**What needs to be done:**
Filter for the word "colors" and keep each matching line.

==== Data rows ====

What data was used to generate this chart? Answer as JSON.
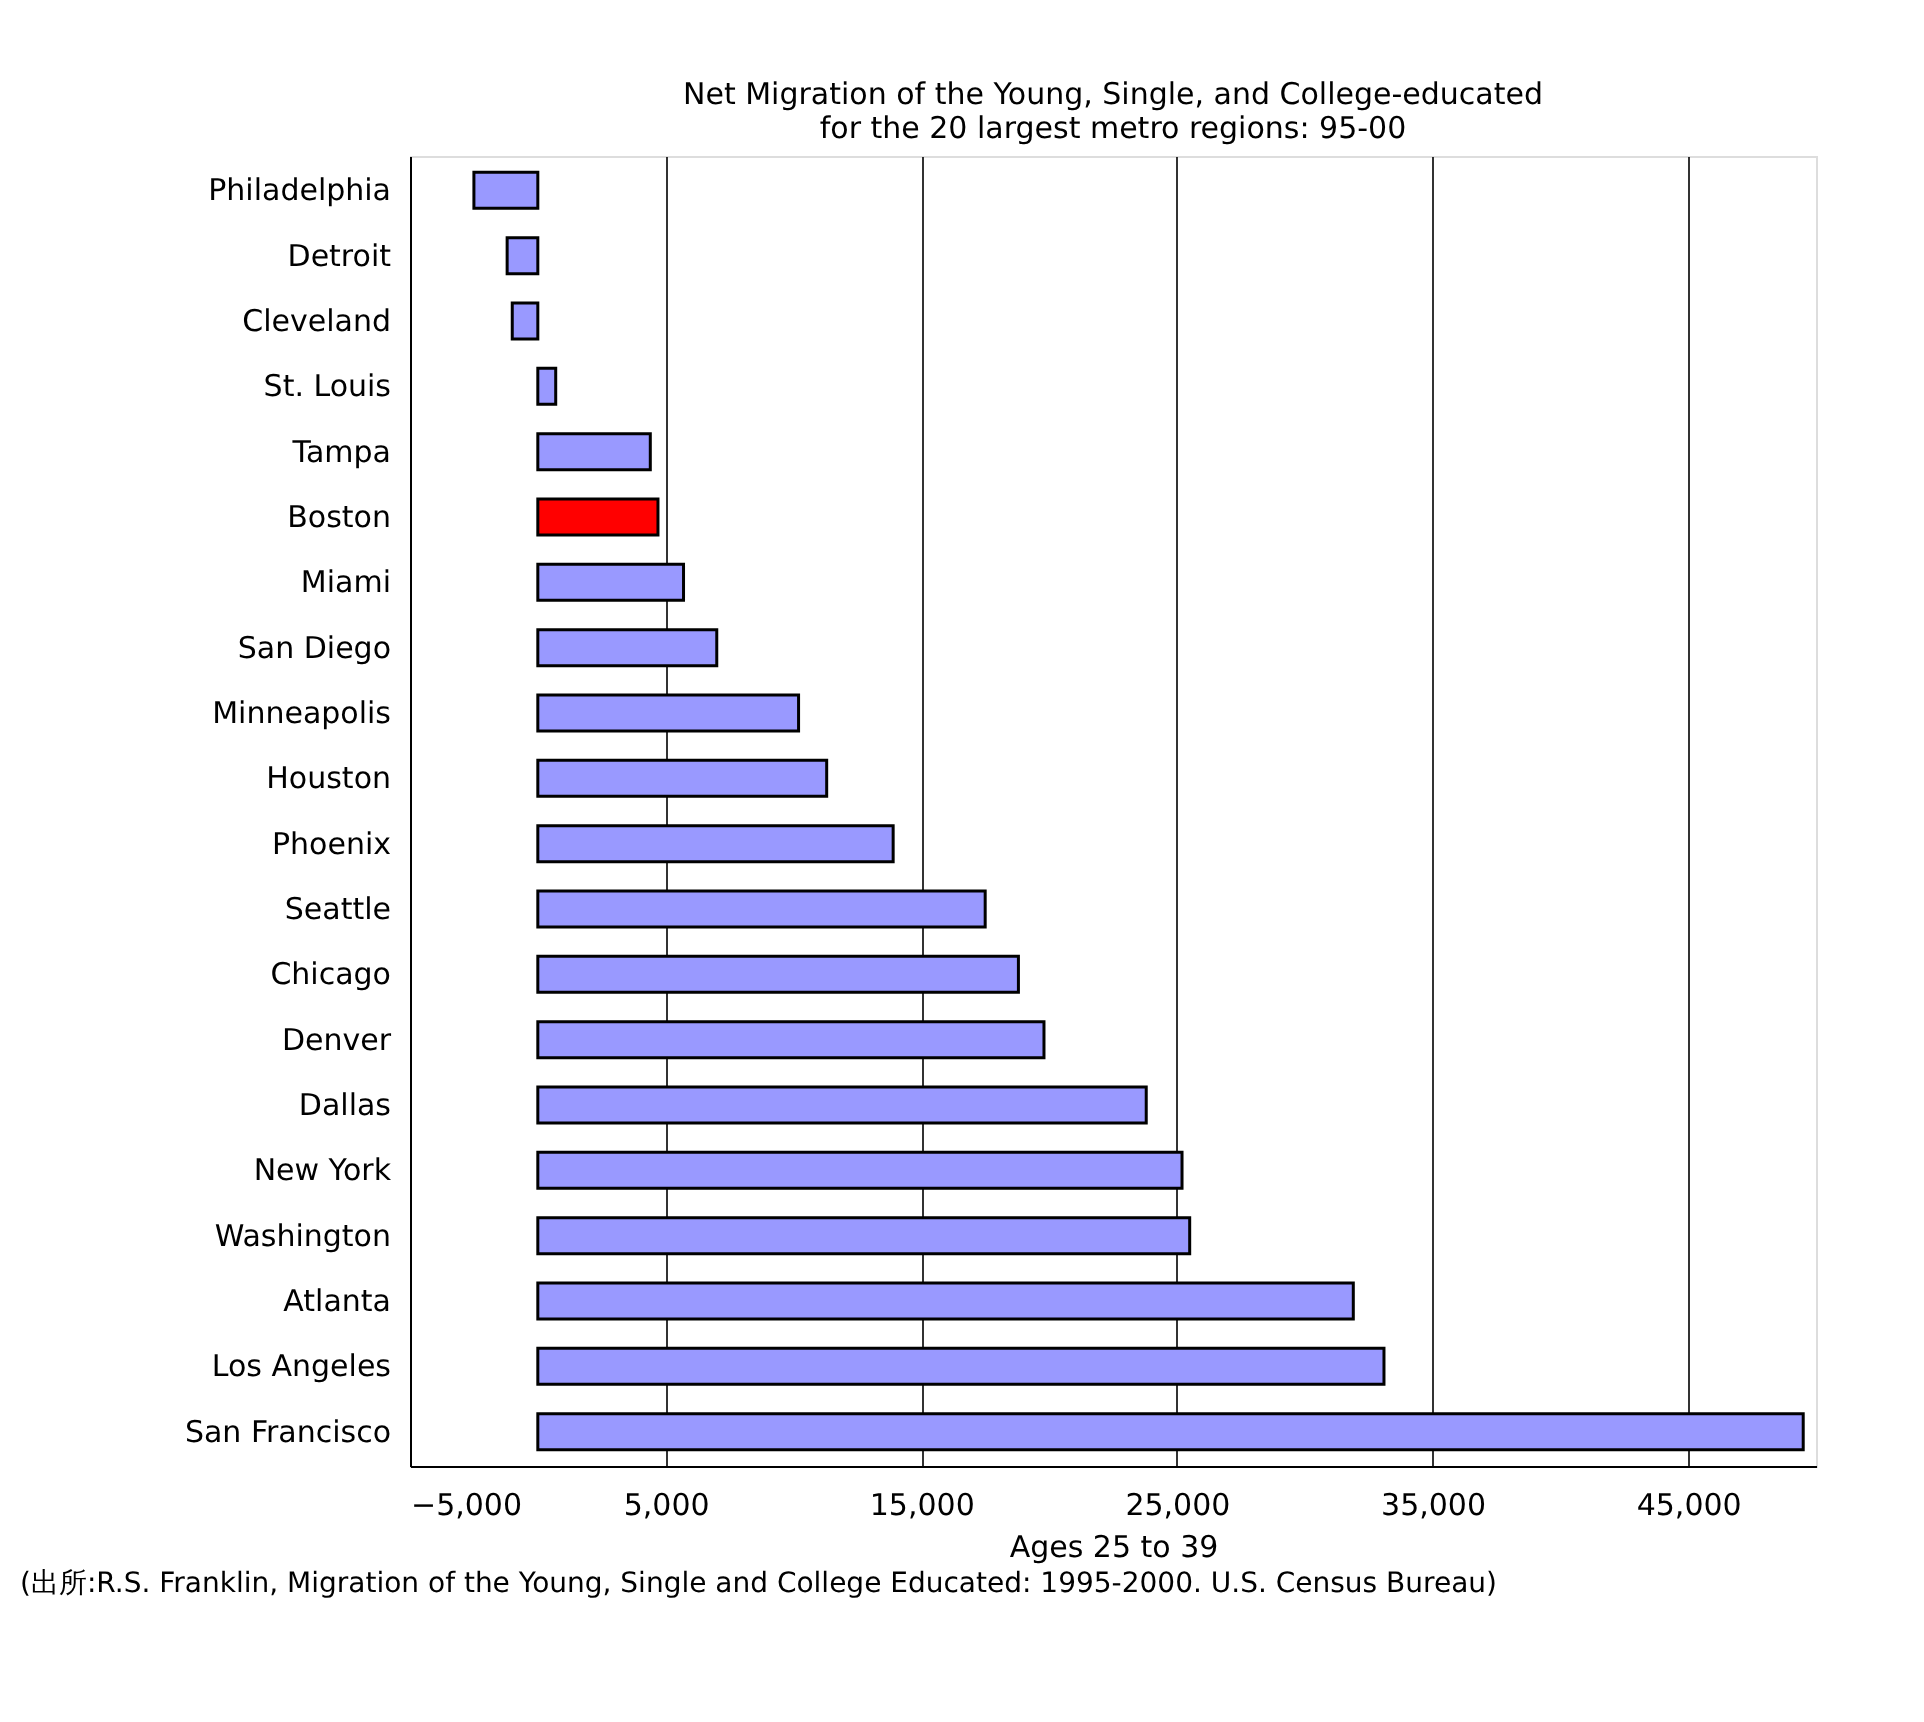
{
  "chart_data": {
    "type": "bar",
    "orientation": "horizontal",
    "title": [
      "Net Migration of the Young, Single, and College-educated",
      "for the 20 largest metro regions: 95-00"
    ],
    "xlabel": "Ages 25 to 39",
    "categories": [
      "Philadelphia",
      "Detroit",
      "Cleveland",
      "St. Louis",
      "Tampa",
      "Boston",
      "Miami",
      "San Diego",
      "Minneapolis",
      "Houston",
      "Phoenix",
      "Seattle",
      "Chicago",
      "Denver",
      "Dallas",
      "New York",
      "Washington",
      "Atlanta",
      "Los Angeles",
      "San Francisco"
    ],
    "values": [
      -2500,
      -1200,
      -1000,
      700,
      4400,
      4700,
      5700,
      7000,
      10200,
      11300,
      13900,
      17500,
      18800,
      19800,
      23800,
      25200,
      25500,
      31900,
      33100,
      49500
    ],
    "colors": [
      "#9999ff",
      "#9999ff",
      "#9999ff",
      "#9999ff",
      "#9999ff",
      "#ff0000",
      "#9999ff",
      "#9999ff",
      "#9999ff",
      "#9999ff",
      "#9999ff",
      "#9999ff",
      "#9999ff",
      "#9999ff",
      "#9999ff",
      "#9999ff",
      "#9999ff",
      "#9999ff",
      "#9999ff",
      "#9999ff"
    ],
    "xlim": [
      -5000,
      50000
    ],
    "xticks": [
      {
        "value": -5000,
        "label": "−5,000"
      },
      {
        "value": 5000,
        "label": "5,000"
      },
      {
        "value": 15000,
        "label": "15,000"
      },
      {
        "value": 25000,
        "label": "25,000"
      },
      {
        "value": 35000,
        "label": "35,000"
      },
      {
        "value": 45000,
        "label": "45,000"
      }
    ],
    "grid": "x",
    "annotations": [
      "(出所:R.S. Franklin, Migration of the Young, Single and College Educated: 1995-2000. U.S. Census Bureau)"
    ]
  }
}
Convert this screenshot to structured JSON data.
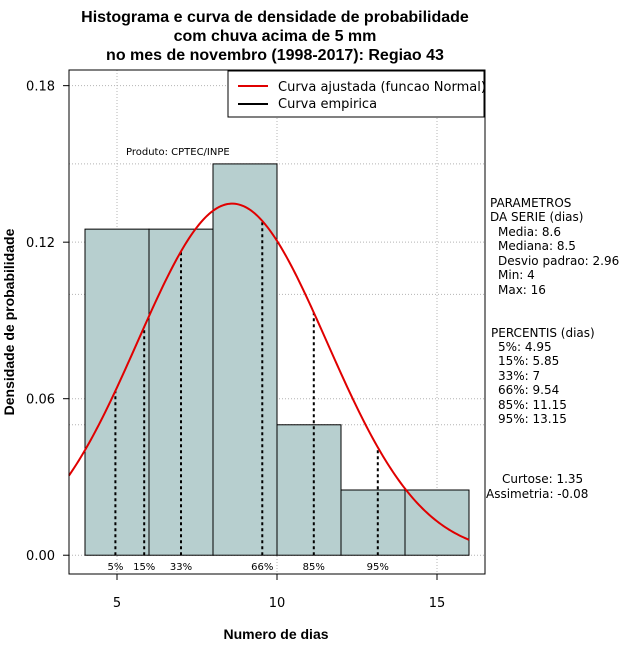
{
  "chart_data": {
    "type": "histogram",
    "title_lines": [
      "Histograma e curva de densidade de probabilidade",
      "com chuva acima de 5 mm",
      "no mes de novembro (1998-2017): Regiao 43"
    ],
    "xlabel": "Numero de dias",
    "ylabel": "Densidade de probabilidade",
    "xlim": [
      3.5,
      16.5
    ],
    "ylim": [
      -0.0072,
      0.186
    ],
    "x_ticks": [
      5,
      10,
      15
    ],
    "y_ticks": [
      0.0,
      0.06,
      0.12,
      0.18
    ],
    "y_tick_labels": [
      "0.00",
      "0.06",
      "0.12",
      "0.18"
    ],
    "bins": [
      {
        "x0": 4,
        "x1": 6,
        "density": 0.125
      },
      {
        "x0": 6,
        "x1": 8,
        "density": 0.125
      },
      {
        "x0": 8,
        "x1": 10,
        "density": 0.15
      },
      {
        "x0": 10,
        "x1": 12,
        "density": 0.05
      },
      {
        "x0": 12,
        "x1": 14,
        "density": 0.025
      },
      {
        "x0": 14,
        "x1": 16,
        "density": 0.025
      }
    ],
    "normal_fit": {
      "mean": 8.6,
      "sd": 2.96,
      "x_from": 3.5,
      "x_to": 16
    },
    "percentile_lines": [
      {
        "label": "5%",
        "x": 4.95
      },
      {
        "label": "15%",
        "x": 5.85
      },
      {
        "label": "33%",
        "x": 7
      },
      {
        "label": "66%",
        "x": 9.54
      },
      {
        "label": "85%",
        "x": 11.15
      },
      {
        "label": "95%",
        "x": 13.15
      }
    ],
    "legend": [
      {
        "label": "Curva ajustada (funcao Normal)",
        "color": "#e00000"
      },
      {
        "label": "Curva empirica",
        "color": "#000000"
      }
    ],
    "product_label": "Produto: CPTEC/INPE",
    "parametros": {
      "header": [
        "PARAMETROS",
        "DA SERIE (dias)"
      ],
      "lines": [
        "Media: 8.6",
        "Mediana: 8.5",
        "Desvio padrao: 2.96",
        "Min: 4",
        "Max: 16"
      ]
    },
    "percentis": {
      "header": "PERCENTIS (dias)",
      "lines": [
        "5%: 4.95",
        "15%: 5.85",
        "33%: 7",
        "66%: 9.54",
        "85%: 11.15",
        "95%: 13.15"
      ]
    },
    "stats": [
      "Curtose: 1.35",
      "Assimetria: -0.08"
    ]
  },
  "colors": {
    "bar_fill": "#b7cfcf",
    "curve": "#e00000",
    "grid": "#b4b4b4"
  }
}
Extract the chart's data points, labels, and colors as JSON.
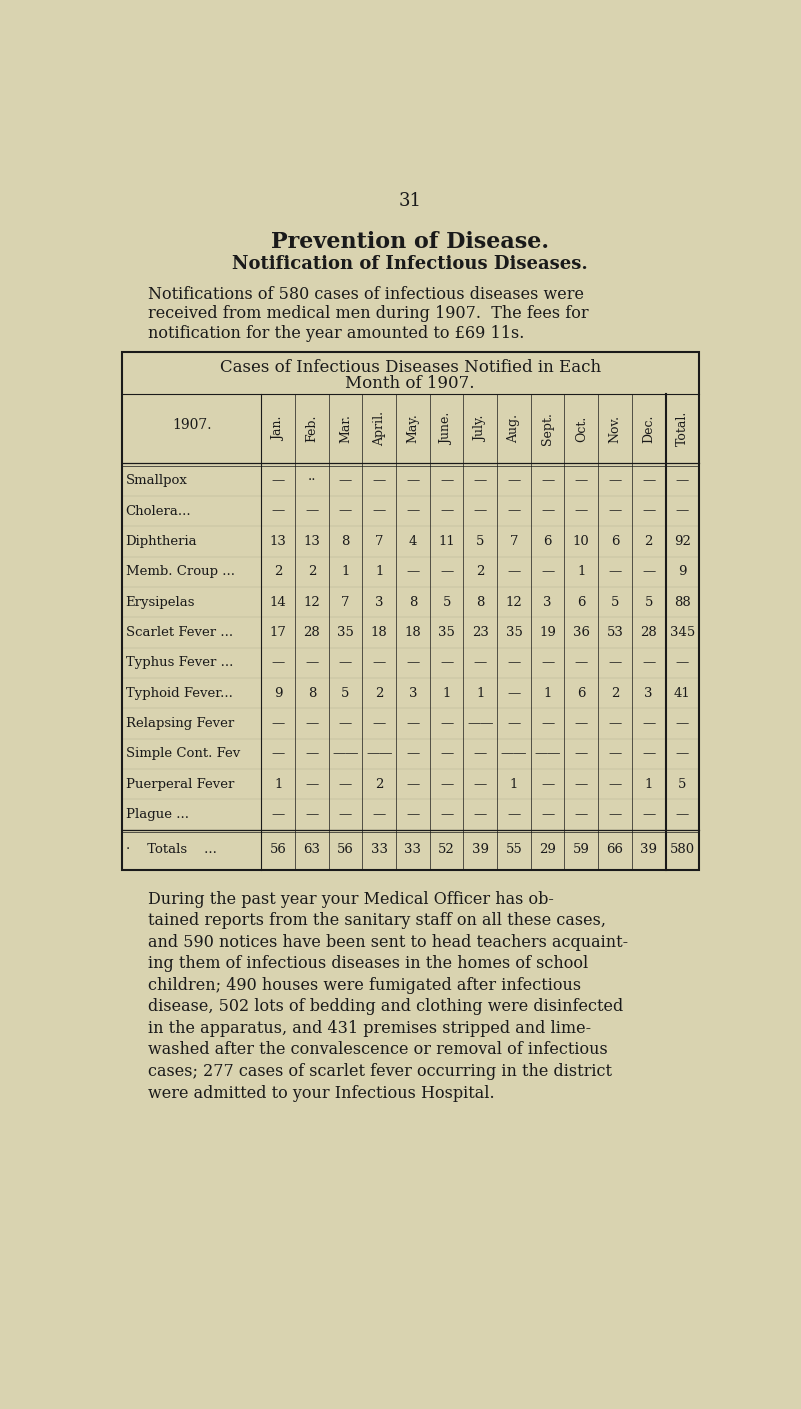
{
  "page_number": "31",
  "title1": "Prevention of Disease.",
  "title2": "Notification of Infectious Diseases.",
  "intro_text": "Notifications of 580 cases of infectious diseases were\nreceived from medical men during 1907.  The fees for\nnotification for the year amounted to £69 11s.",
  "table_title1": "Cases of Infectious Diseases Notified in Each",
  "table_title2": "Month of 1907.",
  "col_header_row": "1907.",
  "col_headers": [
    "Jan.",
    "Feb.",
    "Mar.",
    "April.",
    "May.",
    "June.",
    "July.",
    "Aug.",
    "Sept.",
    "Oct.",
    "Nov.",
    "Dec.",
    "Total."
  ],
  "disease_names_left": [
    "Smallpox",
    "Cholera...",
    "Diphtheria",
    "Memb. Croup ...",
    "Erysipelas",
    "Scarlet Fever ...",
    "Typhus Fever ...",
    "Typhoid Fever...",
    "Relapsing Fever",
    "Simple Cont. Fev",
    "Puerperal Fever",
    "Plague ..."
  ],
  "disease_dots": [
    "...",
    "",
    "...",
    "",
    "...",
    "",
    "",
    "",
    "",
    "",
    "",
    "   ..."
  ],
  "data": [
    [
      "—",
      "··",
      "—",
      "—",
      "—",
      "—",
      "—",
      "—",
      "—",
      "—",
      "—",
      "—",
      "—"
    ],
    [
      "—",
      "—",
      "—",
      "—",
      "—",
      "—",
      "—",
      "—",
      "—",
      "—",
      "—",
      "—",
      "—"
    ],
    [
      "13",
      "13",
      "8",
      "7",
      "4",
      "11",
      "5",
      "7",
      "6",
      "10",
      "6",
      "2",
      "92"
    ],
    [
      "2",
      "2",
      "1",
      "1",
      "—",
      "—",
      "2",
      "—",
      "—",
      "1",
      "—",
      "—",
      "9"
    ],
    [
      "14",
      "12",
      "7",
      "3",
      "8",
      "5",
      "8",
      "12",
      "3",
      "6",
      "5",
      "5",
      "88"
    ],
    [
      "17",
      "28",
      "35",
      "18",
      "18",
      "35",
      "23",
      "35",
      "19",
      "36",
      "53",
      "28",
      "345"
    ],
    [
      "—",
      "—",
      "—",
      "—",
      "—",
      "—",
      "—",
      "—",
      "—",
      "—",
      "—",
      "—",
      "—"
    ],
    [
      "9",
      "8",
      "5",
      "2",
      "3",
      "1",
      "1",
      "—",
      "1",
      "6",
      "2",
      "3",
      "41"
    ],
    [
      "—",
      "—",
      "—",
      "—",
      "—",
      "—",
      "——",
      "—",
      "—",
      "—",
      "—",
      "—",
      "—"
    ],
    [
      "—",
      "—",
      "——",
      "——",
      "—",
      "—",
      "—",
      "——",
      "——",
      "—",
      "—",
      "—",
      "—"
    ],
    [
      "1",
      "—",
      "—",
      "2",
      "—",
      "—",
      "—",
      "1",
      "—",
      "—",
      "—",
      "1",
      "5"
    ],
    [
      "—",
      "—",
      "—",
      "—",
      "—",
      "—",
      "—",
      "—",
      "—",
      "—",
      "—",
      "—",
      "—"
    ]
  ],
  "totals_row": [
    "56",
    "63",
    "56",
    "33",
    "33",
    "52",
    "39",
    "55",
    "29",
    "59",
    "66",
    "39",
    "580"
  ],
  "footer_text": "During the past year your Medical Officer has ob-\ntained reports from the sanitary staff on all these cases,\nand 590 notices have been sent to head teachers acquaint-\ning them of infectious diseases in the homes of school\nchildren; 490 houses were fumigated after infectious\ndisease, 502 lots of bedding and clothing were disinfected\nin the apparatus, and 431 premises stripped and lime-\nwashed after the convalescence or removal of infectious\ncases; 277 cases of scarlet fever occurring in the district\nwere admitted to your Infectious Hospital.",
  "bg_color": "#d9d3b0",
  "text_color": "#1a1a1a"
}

====

**Answer to the problem:**
    "colors": [
  "colors": {
Extract the chart's data points, labels, and colors as JSON.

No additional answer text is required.